Supplied records:
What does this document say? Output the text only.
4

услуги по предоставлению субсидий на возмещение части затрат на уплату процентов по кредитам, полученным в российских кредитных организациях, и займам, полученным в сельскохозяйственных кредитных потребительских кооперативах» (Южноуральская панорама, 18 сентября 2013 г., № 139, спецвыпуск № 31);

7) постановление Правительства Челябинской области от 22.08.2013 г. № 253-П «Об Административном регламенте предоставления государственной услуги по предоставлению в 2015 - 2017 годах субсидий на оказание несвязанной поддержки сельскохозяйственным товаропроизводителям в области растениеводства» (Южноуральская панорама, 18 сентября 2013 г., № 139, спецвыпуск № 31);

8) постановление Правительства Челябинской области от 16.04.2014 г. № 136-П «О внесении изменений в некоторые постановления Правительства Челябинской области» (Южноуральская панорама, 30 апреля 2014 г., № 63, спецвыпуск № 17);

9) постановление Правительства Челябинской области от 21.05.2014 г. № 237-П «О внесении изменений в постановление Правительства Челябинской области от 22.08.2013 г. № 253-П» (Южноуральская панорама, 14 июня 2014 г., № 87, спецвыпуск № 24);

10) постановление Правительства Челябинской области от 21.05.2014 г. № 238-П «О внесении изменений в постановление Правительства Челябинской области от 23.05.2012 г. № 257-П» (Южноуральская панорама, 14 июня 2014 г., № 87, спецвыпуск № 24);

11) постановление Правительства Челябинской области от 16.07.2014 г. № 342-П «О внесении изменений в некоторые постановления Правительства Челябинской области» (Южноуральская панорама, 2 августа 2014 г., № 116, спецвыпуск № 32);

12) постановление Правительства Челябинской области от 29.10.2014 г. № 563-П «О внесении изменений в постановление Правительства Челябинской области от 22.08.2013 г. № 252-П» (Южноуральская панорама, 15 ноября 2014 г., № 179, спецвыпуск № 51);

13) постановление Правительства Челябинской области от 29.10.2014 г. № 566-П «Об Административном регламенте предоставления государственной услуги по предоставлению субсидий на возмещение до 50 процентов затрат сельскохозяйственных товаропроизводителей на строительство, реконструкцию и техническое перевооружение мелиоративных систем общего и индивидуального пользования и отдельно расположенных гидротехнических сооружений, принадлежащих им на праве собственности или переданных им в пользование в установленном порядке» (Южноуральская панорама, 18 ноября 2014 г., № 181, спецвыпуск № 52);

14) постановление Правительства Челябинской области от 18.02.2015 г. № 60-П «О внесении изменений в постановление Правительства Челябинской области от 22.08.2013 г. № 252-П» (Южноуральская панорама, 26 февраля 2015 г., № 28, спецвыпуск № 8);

Given request:
Every line of the records above needs to be given again exactly.

The result:
What does this document say? Output the text only.
4

услуги по предоставлению субсидий на возмещение части затрат на уплату процентов по кредитам, полученным в российских кредитных организациях, и займам, полученным в сельскохозяйственных кредитных потребительских кооперативах» (Южноуральская панорама, 18 сентября 2013 г., № 139, спецвыпуск № 31);

7) постановление Правительства Челябинской области от 22.08.2013 г. № 253-П «Об Административном регламенте предоставления государственной услуги по предоставлению в 2015 - 2017 годах субсидий на оказание несвязанной поддержки сельскохозяйственным товаропроизводителям в области растениеводства» (Южноуральская панорама, 18 сентября 2013 г., № 139, спецвыпуск № 31);

8) постановление Правительства Челябинской области от 16.04.2014 г. № 136-П «О внесении изменений в некоторые постановления Правительства Челябинской области» (Южноуральская панорама, 30 апреля 2014 г., № 63, спецвыпуск № 17);

9) постановление Правительства Челябинской области от 21.05.2014 г. № 237-П «О внесении изменений в постановление Правительства Челябинской области от 22.08.2013 г. № 253-П» (Южноуральская панорама, 14 июня 2014 г., № 87, спецвыпуск № 24);

10) постановление Правительства Челябинской области от 21.05.2014 г. № 238-П «О внесении изменений в постановление Правительства Челябинской области от 23.05.2012 г. № 257-П» (Южноуральская панорама, 14 июня 2014 г., № 87, спецвыпуск № 24);

11) постановление Правительства Челябинской области от 16.07.2014 г. № 342-П «О внесении изменений в некоторые постановления Правительства Челябинской области» (Южноуральская панорама, 2 августа 2014 г., № 116, спецвыпуск № 32);

12) постановление Правительства Челябинской области от 29.10.2014 г. № 563-П «О внесении изменений в постановление Правительства Челябинской области от 22.08.2013 г. № 252-П» (Южноуральская панорама, 15 ноября 2014 г., № 179, спецвыпуск № 51);

13) постановление Правительства Челябинской области от 29.10.2014 г. № 566-П «Об Административном регламенте предоставления государственной услуги по предоставлению субсидий на возмещение до 50 процентов затрат сельскохозяйственных товаропроизводителей на строительство, реконструкцию и техническое перевооружение мелиоративных систем общего и индивидуального пользования и отдельно расположенных гидротехнических сооружений, принадлежащих им на праве собственности или переданных им в пользование в установленном порядке» (Южноуральская панорама, 18 ноября 2014 г., № 181, спецвыпуск № 52);

14) постановление Правительства Челябинской области от 18.02.2015 г. № 60-П «О внесении изменений в постановление Правительства Челябинской области от 22.08.2013 г. № 252-П» (Южноуральская панорама, 26 февраля 2015 г., № 28, спецвыпуск № 8);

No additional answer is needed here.